Reproduce every record below exactly as written, leaving out any pictures.

[Start]

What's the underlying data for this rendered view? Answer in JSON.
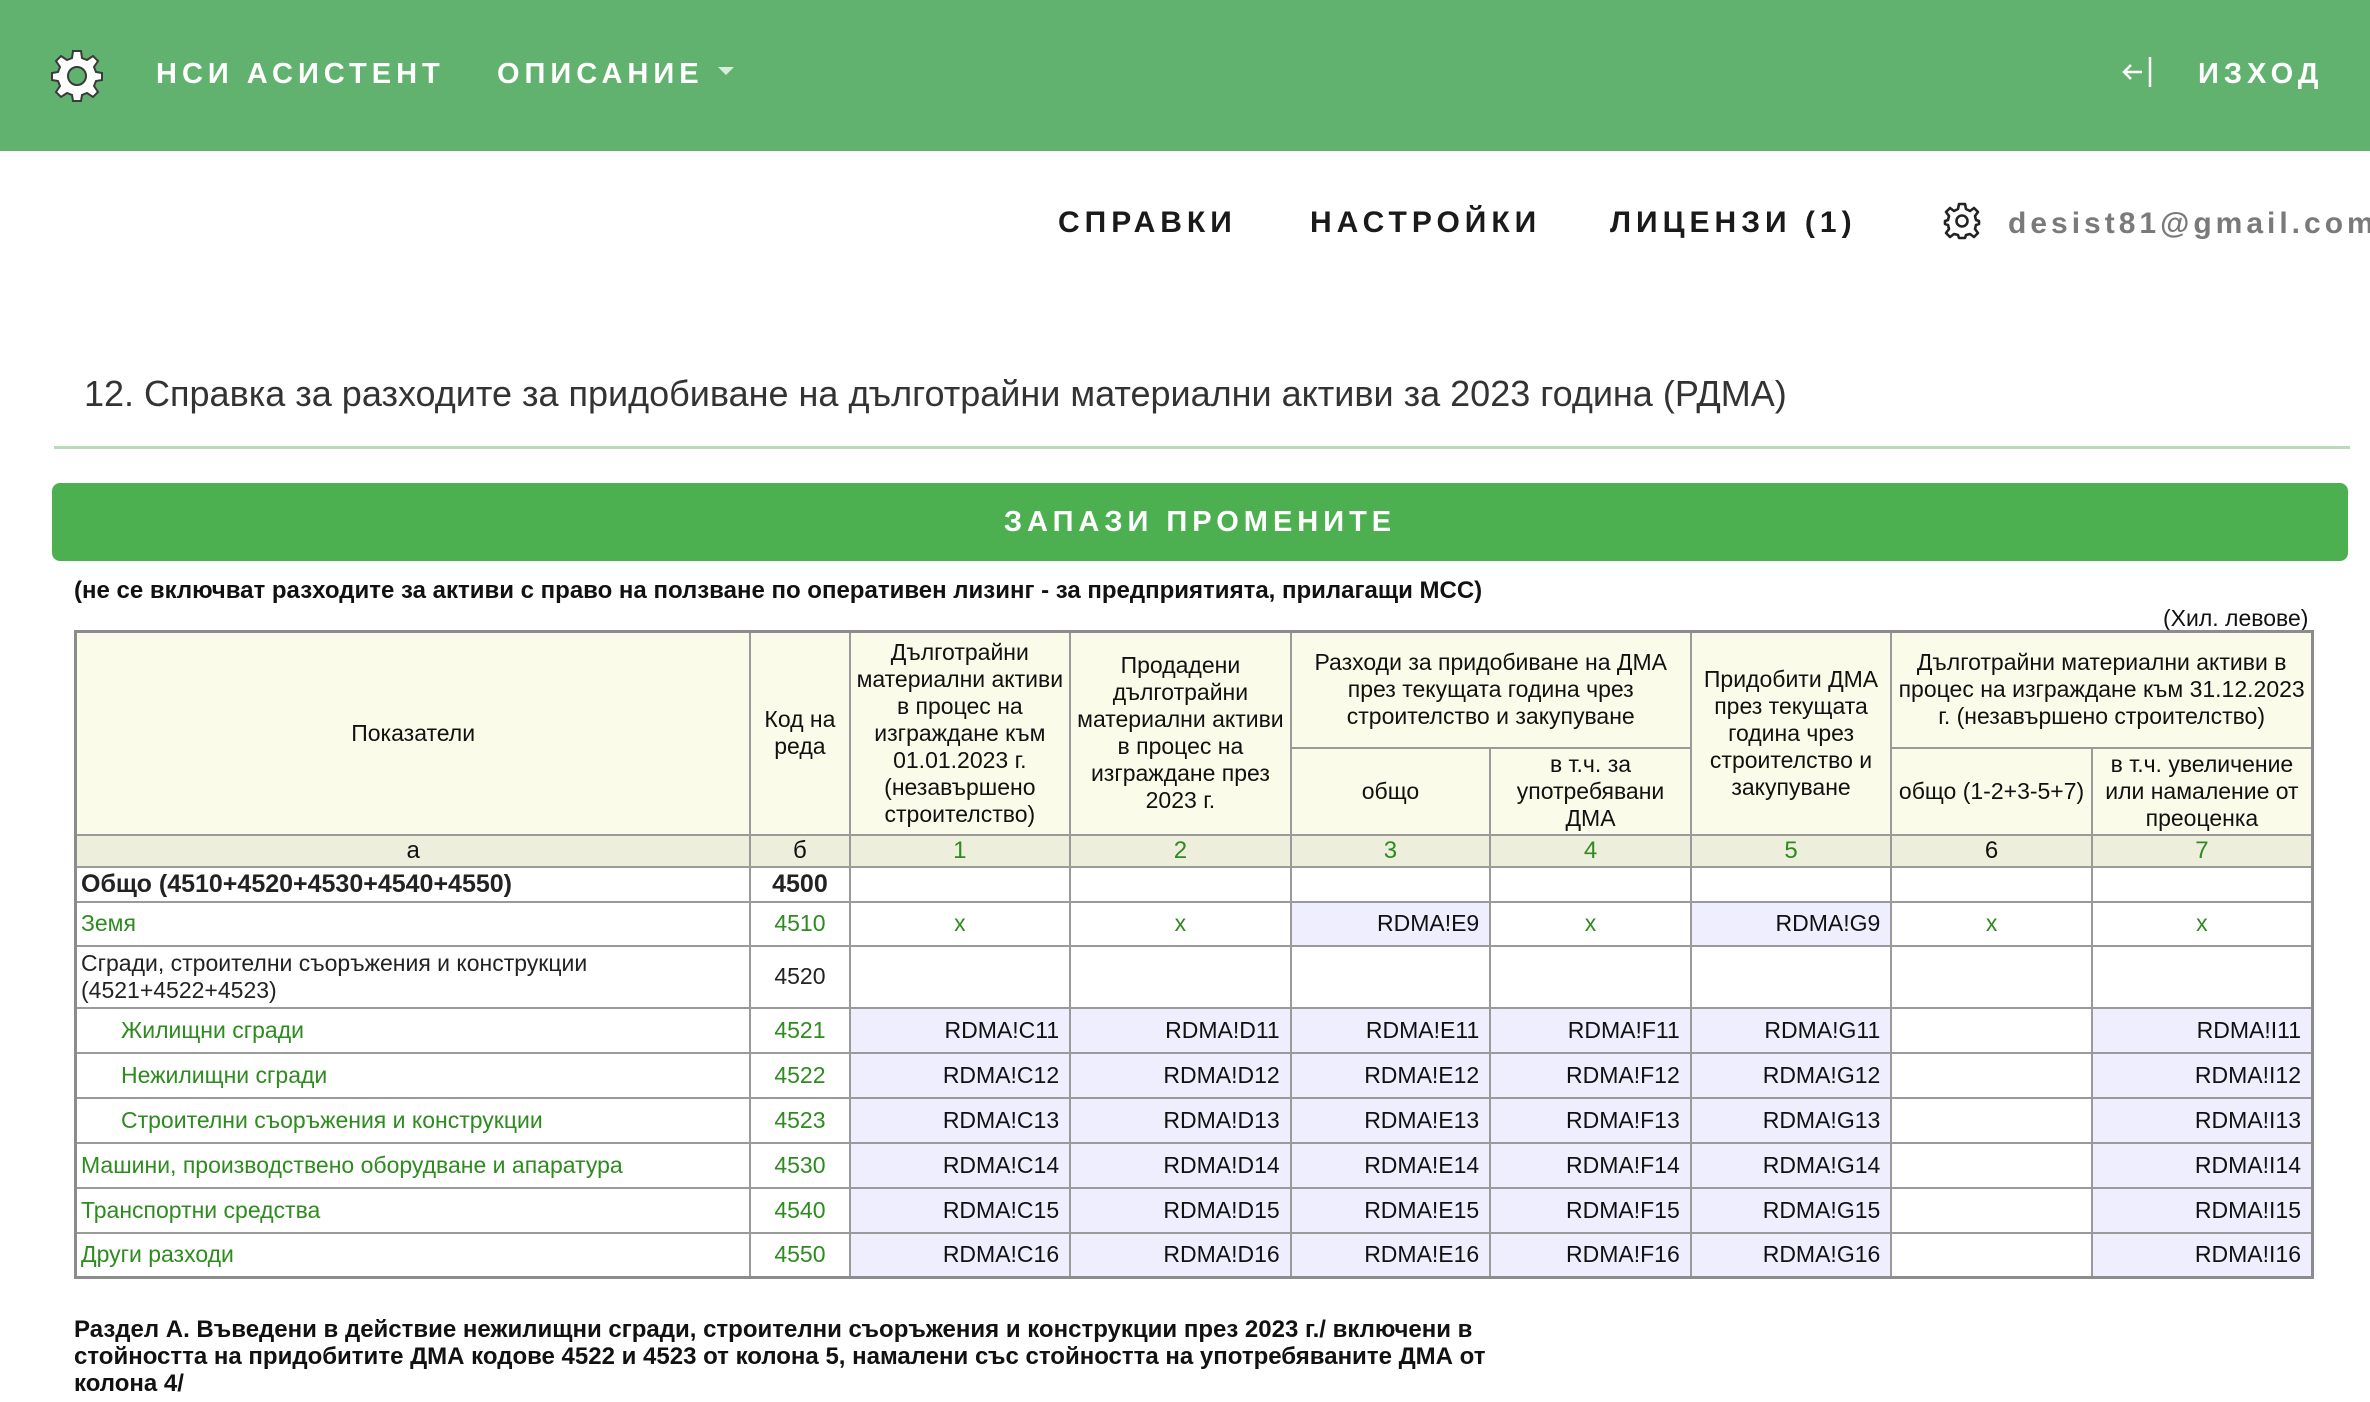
{
  "topbar": {
    "brand": "НСИ АСИСТЕНТ",
    "description_menu": "ОПИСАНИЕ",
    "logout_label": "ИЗХОД"
  },
  "menu": {
    "reports": "СПРАВКИ",
    "settings": "НАСТРОЙКИ",
    "licenses": "ЛИЦЕНЗИ (1)",
    "user_email": "desist81@gmail.com"
  },
  "page": {
    "title": "12. Справка за разходите за придобиване на дълготрайни материални активи за 2023 година (РДМА)",
    "save_button": "ЗАПАЗИ ПРОМЕНИТЕ",
    "note": "(не се включват разходите за активи с право на ползване по оперативен лизинг - за предприятията, прилагащи МСС)",
    "units": "(Хил. левове)",
    "section_a": "Раздел А. Въведени в действие нежилищни сгради, строителни съоръжения и конструкции през 2023 г./ включени в стойността на придобитите ДМА кодове 4522 и 4523 от колона 5, намалени със стойността на употребяваните ДМА от колона 4/"
  },
  "table": {
    "headers": {
      "indicators": "Показатели",
      "code": "Код на реда",
      "c1": "Дълготрайни материални активи в процес на изграждане към 01.01.2023 г. (незавършено строителство)",
      "c2": "Продадени дълготрайни материални активи в процес на изграждане през 2023 г.",
      "c34": "Разходи за придобиване на ДМА през текущата година чрез строителство и закупуване",
      "c3": "общо",
      "c4": "в т.ч. за употребявани ДМА",
      "c5": "Придобити ДМА през текущата година чрез строителство и закупуване",
      "c67": "Дълготрайни материални активи в процес на изграждане към 31.12.2023 г. (незавършено строителство)",
      "c6": "общо (1-2+3-5+7)",
      "c7": "в т.ч. увеличение или намаление от преоценка"
    },
    "col_numbers": [
      "а",
      "б",
      "1",
      "2",
      "3",
      "4",
      "5",
      "6",
      "7"
    ],
    "rows": [
      {
        "label": "Общо (4510+4520+4530+4540+4550)",
        "code": "4500",
        "c1": "",
        "c2": "",
        "c3": "",
        "c4": "",
        "c5": "",
        "c6": "",
        "c7": ""
      },
      {
        "label": "Земя",
        "code": "4510",
        "c1": "x",
        "c2": "x",
        "c3": "RDMA!E9",
        "c4": "x",
        "c5": "RDMA!G9",
        "c6": "x",
        "c7": "x"
      },
      {
        "label": "Сгради, строителни съоръжения и конструкции (4521+4522+4523)",
        "code": "4520",
        "c1": "",
        "c2": "",
        "c3": "",
        "c4": "",
        "c5": "",
        "c6": "",
        "c7": ""
      },
      {
        "label": "Жилищни сгради",
        "code": "4521",
        "c1": "RDMA!C11",
        "c2": "RDMA!D11",
        "c3": "RDMA!E11",
        "c4": "RDMA!F11",
        "c5": "RDMA!G11",
        "c6": "",
        "c7": "RDMA!I11"
      },
      {
        "label": "Нежилищни сгради",
        "code": "4522",
        "c1": "RDMA!C12",
        "c2": "RDMA!D12",
        "c3": "RDMA!E12",
        "c4": "RDMA!F12",
        "c5": "RDMA!G12",
        "c6": "",
        "c7": "RDMA!I12"
      },
      {
        "label": "Строителни съоръжения и конструкции",
        "code": "4523",
        "c1": "RDMA!C13",
        "c2": "RDMA!D13",
        "c3": "RDMA!E13",
        "c4": "RDMA!F13",
        "c5": "RDMA!G13",
        "c6": "",
        "c7": "RDMA!I13"
      },
      {
        "label": "Машини, производствено оборудване и апаратура",
        "code": "4530",
        "c1": "RDMA!C14",
        "c2": "RDMA!D14",
        "c3": "RDMA!E14",
        "c4": "RDMA!F14",
        "c5": "RDMA!G14",
        "c6": "",
        "c7": "RDMA!I14"
      },
      {
        "label": "Транспортни средства",
        "code": "4540",
        "c1": "RDMA!C15",
        "c2": "RDMA!D15",
        "c3": "RDMA!E15",
        "c4": "RDMA!F15",
        "c5": "RDMA!G15",
        "c6": "",
        "c7": "RDMA!I15"
      },
      {
        "label": "Други разходи",
        "code": "4550",
        "c1": "RDMA!C16",
        "c2": "RDMA!D16",
        "c3": "RDMA!E16",
        "c4": "RDMA!F16",
        "c5": "RDMA!G16",
        "c6": "",
        "c7": "RDMA!I16"
      }
    ]
  }
}
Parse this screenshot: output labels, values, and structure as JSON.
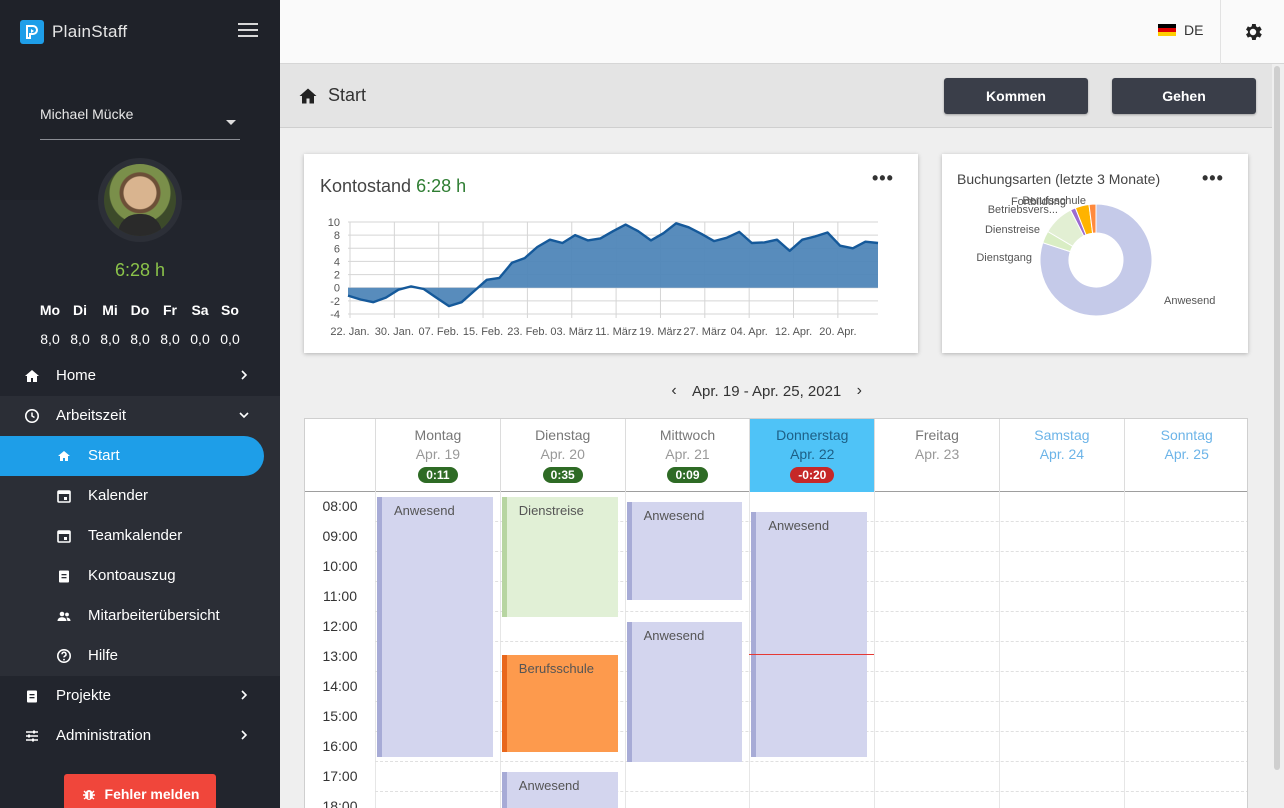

[End]

-- Worked solution --
What's the underlying data for this rendered view? Answer in JSON.
{
  "topbar": {
    "brand": "НСИ АСИСТЕНТ",
    "description_menu": "ОПИСАНИЕ",
    "logout_label": "ИЗХОД"
  },
  "menu": {
    "reports": "СПРАВКИ",
    "settings": "НАСТРОЙКИ",
    "licenses": "ЛИЦЕНЗИ (1)",
    "user_email": "desist81@gmail.com"
  },
  "page": {
    "title": "12. Справка за разходите за придобиване на дълготрайни материални активи за 2023 година (РДМА)",
    "save_button": "ЗАПАЗИ ПРОМЕНИТЕ",
    "note": "(не се включват разходите за активи с право на ползване по оперативен лизинг - за предприятията, прилагащи МСС)",
    "units": "(Хил. левове)",
    "section_a": "Раздел А. Въведени в действие нежилищни сгради, строителни съоръжения и конструкции през 2023 г./ включени в стойността на придобитите ДМА кодове 4522 и 4523 от колона 5, намалени със стойността на употребяваните ДМА от колона 4/"
  },
  "table": {
    "headers": {
      "indicators": "Показатели",
      "code": "Код на реда",
      "c1": "Дълготрайни материални активи в процес на изграждане към 01.01.2023 г. (незавършено строителство)",
      "c2": "Продадени дълготрайни материални активи в процес на изграждане през 2023 г.",
      "c34": "Разходи за придобиване на ДМА през текущата година чрез строителство и закупуване",
      "c3": "общо",
      "c4": "в т.ч. за употребявани ДМА",
      "c5": "Придобити ДМА през текущата година чрез строителство и закупуване",
      "c67": "Дълготрайни материални активи в процес на изграждане към 31.12.2023 г. (незавършено строителство)",
      "c6": "общо (1-2+3-5+7)",
      "c7": "в т.ч. увеличение или намаление от преоценка"
    },
    "col_numbers": [
      "а",
      "б",
      "1",
      "2",
      "3",
      "4",
      "5",
      "6",
      "7"
    ],
    "rows": [
      {
        "label": "Общо (4510+4520+4530+4540+4550)",
        "code": "4500",
        "c1": "",
        "c2": "",
        "c3": "",
        "c4": "",
        "c5": "",
        "c6": "",
        "c7": ""
      },
      {
        "label": "Земя",
        "code": "4510",
        "c1": "x",
        "c2": "x",
        "c3": "RDMA!E9",
        "c4": "x",
        "c5": "RDMA!G9",
        "c6": "x",
        "c7": "x"
      },
      {
        "label": "Сгради, строителни съоръжения и конструкции (4521+4522+4523)",
        "code": "4520",
        "c1": "",
        "c2": "",
        "c3": "",
        "c4": "",
        "c5": "",
        "c6": "",
        "c7": ""
      },
      {
        "label": "Жилищни сгради",
        "code": "4521",
        "c1": "RDMA!C11",
        "c2": "RDMA!D11",
        "c3": "RDMA!E11",
        "c4": "RDMA!F11",
        "c5": "RDMA!G11",
        "c6": "",
        "c7": "RDMA!I11"
      },
      {
        "label": "Нежилищни сгради",
        "code": "4522",
        "c1": "RDMA!C12",
        "c2": "RDMA!D12",
        "c3": "RDMA!E12",
        "c4": "RDMA!F12",
        "c5": "RDMA!G12",
        "c6": "",
        "c7": "RDMA!I12"
      },
      {
        "label": "Строителни съоръжения и конструкции",
        "code": "4523",
        "c1": "RDMA!C13",
        "c2": "RDMA!D13",
        "c3": "RDMA!E13",
        "c4": "RDMA!F13",
        "c5": "RDMA!G13",
        "c6": "",
        "c7": "RDMA!I13"
      },
      {
        "label": "Машини, производствено оборудване и апаратура",
        "code": "4530",
        "c1": "RDMA!C14",
        "c2": "RDMA!D14",
        "c3": "RDMA!E14",
        "c4": "RDMA!F14",
        "c5": "RDMA!G14",
        "c6": "",
        "c7": "RDMA!I14"
      },
      {
        "label": "Транспортни средства",
        "code": "4540",
        "c1": "RDMA!C15",
        "c2": "RDMA!D15",
        "c3": "RDMA!E15",
        "c4": "RDMA!F15",
        "c5": "RDMA!G15",
        "c6": "",
        "c7": "RDMA!I15"
      },
      {
        "label": "Други разходи",
        "code": "4550",
        "c1": "RDMA!C16",
        "c2": "RDMA!D16",
        "c3": "RDMA!E16",
        "c4": "RDMA!F16",
        "c5": "RDMA!G16",
        "c6": "",
        "c7": "RDMA!I16"
      }
    ]
  }
}
Parse this screenshot: output labels, values, and structure as JSON.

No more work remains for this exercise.